Your objective »
Wherever the string "superscript" occurs in a line of these records, report that line.

Supplied data »
*-*-*
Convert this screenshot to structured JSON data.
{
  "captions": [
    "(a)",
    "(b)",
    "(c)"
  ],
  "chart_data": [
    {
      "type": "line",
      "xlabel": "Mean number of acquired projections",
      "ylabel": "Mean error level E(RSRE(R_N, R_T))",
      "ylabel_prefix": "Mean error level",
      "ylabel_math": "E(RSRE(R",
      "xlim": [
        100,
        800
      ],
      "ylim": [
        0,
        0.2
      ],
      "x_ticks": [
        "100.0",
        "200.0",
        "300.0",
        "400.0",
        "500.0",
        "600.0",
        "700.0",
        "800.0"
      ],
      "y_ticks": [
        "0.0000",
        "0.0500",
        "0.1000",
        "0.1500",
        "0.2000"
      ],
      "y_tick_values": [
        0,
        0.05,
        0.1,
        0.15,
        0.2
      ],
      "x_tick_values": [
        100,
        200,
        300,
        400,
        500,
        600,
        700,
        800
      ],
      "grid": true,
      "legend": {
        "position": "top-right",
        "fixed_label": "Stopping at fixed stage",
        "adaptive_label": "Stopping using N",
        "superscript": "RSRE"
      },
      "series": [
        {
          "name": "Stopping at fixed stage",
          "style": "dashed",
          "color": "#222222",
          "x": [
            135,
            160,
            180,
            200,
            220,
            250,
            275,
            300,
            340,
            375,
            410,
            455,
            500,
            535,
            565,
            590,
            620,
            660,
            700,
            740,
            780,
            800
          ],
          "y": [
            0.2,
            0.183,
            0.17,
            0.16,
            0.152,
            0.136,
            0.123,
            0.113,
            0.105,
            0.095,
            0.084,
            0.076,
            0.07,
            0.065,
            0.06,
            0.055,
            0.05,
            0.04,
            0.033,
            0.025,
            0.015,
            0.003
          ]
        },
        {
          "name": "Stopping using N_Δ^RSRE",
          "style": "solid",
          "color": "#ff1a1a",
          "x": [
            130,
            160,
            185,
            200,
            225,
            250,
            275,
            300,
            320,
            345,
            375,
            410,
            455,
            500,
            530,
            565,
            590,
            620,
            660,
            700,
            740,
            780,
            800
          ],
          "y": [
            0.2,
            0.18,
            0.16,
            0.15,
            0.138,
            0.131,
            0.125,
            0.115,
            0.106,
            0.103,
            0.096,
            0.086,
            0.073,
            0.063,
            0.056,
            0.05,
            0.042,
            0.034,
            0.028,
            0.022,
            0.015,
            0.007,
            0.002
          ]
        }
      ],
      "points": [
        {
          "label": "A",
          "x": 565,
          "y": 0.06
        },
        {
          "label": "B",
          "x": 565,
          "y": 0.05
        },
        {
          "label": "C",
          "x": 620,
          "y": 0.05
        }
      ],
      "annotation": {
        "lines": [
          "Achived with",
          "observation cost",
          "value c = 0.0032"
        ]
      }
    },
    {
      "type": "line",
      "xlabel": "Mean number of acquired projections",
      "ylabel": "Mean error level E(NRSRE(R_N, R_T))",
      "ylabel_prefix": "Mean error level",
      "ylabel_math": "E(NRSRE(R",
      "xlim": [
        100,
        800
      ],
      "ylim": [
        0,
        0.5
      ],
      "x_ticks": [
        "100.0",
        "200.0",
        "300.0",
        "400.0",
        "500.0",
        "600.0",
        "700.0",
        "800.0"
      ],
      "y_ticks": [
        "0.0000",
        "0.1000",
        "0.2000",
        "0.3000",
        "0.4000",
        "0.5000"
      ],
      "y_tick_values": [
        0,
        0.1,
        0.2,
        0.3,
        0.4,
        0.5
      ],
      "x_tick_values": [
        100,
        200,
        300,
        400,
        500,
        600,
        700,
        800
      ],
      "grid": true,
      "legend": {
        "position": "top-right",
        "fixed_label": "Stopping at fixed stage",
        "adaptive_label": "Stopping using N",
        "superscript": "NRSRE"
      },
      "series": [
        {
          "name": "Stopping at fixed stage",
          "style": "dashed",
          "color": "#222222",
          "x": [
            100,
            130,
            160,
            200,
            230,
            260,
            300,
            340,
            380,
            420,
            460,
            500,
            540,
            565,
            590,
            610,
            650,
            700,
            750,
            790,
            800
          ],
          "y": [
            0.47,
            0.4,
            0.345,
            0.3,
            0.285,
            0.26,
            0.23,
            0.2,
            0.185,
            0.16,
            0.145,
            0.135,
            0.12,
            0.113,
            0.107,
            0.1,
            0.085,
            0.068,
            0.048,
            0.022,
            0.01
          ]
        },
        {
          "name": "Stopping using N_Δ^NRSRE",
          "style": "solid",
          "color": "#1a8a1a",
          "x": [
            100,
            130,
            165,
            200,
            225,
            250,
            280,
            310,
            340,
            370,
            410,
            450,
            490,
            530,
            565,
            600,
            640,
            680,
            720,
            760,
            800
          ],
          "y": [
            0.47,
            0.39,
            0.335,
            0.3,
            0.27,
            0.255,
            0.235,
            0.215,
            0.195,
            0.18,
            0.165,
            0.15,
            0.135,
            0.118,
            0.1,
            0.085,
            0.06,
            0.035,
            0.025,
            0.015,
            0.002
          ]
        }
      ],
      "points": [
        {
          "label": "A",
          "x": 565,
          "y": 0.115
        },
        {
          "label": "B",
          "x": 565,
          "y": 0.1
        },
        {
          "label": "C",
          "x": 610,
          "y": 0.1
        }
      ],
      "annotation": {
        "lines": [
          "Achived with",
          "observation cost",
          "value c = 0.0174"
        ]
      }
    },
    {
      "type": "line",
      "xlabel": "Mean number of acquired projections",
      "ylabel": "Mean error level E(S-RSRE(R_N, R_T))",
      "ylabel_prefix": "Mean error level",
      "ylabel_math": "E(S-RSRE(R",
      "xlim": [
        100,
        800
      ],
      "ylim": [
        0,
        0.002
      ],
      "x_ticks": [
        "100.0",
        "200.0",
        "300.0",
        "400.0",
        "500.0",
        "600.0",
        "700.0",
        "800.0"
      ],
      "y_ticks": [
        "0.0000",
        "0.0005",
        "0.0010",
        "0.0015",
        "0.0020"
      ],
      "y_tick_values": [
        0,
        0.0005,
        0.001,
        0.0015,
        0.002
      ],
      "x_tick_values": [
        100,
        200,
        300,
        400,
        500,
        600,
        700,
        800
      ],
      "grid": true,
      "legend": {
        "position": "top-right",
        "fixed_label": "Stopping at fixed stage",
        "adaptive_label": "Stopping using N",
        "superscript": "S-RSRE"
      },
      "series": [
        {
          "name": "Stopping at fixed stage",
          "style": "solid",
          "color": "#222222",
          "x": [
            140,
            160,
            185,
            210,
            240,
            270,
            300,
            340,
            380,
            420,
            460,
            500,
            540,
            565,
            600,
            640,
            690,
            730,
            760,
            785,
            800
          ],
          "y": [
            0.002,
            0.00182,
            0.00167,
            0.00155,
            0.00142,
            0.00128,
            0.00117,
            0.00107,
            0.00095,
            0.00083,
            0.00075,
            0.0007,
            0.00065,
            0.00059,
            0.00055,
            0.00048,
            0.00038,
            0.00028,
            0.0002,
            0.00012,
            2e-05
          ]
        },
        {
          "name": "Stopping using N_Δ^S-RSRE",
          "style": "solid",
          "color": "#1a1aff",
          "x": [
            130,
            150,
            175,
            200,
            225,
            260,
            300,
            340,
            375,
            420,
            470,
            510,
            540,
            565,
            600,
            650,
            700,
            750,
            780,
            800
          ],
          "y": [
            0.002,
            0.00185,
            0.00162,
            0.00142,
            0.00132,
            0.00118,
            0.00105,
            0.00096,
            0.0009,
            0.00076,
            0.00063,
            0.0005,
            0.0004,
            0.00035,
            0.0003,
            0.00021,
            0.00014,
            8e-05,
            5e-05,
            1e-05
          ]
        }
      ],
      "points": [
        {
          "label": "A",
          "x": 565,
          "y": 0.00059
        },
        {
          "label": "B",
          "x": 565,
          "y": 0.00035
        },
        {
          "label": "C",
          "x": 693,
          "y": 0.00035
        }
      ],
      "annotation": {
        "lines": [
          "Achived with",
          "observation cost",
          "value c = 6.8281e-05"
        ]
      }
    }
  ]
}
*-*-*
Solved exercise »
        "superscript": "RSRE"
        "superscript": "NRSRE"
        "superscript": "S-RSRE"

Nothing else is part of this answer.